Task directions:
Put the lines from the start of the records through the line containing "105, 154, 130]" into a Markdown table with the columns Row and Line, numbering each row and leaving out any blank lines.

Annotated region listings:
===============

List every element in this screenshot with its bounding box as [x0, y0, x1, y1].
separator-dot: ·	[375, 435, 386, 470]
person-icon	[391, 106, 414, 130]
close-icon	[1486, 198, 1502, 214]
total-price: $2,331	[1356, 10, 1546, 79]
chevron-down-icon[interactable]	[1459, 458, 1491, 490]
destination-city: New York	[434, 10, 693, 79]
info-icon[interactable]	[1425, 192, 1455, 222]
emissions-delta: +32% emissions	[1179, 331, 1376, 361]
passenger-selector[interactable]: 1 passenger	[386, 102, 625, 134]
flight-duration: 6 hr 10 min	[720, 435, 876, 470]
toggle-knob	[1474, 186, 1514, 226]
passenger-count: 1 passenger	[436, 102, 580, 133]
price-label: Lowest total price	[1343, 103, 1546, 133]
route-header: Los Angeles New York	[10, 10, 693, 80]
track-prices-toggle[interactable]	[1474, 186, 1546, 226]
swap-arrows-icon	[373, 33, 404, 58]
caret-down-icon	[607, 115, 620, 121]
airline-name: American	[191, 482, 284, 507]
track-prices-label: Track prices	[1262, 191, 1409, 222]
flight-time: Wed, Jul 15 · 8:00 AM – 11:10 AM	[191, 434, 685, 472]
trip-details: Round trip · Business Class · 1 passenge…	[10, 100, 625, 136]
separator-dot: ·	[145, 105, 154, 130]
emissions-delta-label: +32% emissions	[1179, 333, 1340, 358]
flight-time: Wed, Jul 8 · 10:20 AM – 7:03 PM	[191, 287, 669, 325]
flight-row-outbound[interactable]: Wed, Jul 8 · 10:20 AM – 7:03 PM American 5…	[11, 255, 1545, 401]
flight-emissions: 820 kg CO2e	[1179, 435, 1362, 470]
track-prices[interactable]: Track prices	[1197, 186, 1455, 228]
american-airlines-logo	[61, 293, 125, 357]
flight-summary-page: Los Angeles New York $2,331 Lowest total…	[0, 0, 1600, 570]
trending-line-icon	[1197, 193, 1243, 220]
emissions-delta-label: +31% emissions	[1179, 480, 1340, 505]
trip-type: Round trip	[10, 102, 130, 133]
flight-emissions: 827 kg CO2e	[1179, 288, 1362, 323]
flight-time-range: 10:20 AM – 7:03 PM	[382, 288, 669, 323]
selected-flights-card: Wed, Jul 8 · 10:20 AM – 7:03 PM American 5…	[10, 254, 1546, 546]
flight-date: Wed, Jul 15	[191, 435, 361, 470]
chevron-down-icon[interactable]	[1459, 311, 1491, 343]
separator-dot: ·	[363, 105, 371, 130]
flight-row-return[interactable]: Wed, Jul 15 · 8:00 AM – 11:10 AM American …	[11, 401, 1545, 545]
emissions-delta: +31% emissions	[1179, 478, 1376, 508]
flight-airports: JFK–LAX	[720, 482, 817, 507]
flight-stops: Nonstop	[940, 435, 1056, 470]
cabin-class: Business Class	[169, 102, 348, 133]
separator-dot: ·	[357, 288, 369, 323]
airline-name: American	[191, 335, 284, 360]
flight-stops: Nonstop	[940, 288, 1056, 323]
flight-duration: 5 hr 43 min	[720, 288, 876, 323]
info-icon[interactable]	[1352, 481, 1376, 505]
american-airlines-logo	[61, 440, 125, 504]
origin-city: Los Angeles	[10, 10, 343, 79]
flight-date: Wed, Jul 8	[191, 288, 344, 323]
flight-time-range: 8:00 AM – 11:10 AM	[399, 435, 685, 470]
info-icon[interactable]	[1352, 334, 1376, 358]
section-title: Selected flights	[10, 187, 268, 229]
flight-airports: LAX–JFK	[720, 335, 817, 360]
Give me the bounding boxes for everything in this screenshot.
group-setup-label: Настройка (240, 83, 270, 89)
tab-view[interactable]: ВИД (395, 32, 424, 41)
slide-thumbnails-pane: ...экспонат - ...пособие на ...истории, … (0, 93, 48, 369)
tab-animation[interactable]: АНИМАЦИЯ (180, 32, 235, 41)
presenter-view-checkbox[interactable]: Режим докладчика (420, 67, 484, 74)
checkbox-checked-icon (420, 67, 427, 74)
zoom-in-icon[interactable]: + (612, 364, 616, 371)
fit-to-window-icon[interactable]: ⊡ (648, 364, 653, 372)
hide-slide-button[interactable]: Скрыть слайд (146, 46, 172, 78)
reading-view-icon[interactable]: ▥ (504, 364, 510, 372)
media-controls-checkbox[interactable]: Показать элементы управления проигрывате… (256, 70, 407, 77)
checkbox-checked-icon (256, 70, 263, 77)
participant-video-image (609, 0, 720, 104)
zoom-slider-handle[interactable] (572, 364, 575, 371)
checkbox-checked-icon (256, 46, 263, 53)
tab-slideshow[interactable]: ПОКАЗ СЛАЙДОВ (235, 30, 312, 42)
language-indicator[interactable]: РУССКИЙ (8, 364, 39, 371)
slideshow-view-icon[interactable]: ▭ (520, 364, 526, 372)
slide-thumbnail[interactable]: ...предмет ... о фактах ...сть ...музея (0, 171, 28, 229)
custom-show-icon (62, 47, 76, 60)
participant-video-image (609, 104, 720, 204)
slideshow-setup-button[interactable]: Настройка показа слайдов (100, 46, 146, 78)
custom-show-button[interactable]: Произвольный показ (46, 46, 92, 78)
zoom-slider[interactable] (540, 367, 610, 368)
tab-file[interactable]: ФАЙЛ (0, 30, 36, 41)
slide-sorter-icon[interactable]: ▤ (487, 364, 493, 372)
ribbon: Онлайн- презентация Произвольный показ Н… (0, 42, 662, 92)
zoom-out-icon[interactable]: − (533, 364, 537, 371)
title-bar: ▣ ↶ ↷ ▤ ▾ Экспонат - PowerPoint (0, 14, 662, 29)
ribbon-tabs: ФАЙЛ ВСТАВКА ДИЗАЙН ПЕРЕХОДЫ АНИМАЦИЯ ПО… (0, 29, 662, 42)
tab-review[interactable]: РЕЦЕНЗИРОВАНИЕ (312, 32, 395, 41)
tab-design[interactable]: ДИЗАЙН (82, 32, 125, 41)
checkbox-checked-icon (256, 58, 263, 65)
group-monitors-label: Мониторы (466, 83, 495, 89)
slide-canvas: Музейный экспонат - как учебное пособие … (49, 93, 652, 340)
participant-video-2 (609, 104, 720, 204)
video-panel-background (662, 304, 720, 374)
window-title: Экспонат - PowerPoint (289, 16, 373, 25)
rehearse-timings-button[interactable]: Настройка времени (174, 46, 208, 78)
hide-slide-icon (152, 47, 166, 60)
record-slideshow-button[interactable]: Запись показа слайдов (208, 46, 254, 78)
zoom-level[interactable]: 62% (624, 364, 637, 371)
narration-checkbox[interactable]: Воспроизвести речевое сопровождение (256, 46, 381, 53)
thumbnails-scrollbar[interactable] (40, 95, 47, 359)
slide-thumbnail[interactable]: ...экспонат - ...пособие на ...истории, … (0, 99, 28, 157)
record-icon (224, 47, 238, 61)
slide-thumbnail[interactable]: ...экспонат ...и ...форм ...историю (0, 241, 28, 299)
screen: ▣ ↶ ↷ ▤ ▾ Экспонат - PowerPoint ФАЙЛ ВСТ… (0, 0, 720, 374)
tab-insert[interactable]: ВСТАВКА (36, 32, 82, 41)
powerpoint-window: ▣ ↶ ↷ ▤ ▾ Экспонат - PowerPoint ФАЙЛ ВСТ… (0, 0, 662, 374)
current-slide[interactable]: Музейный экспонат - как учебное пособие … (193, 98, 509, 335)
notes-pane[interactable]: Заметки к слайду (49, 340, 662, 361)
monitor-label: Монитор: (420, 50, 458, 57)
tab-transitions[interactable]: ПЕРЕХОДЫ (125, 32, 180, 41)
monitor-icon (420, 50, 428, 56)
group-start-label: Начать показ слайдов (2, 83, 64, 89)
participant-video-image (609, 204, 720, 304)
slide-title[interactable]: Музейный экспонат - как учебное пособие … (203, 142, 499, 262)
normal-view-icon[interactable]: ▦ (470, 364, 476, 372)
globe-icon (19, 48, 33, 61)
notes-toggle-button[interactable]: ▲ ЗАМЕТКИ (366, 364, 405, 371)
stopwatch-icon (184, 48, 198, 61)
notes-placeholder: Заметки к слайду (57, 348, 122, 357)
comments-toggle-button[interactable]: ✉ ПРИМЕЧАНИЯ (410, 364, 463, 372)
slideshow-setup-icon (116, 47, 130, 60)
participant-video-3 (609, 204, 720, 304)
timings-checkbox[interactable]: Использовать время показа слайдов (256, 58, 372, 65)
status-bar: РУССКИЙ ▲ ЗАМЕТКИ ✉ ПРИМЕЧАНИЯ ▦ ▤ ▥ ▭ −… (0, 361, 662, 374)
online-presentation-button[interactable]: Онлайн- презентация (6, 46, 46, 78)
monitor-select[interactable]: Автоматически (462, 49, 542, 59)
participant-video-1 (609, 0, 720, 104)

===============

Solution for this exercise:
| Row | Line |
|---|---|
| 1 | List every element in this screenshot with its bounding box as [x0, y0, x1, y1]. |
| 2 | separator-dot: ·	[375, 435, 386, 470] |
| 3 | person-icon	[391, 106, 414, 130] |
| 4 | close-icon	[1486, 198, 1502, 214] |
| 5 | total-price: $2,331	[1356, 10, 1546, 79] |
| 6 | chevron-down-icon[interactable]	[1459, 458, 1491, 490] |
| 7 | destination-city: New York	[434, 10, 693, 79] |
| 8 | info-icon[interactable]	[1425, 192, 1455, 222] |
| 9 | emissions-delta: +32% emissions	[1179, 331, 1376, 361] |
| 10 | passenger-selector[interactable]: 1 passenger	[386, 102, 625, 134] |
| 11 | flight-duration: 6 hr 10 min	[720, 435, 876, 470] |
| 12 | toggle-knob	[1474, 186, 1514, 226] |
| 13 | passenger-count: 1 passenger	[436, 102, 580, 133] |
| 14 | price-label: Lowest total price	[1343, 103, 1546, 133] |
| 15 | route-header: Los Angeles New York	[10, 10, 693, 80] |
| 16 | track-prices-toggle[interactable]	[1474, 186, 1546, 226] |
| 17 | swap-arrows-icon	[373, 33, 404, 58] |
| 18 | caret-down-icon	[607, 115, 620, 121] |
| 19 | airline-name: American	[191, 482, 284, 507] |
| 20 | track-prices-label: Track prices	[1262, 191, 1409, 222] |
| 21 | flight-time: Wed, Jul 15 · 8:00 AM – 11:10 AM	[191, 434, 685, 472] |
| 22 | trip-details: Round trip · Business Class · 1 passenge…	[10, 100, 625, 136] |
| 23 | separator-dot: ·	[145, 105, 154, 130] |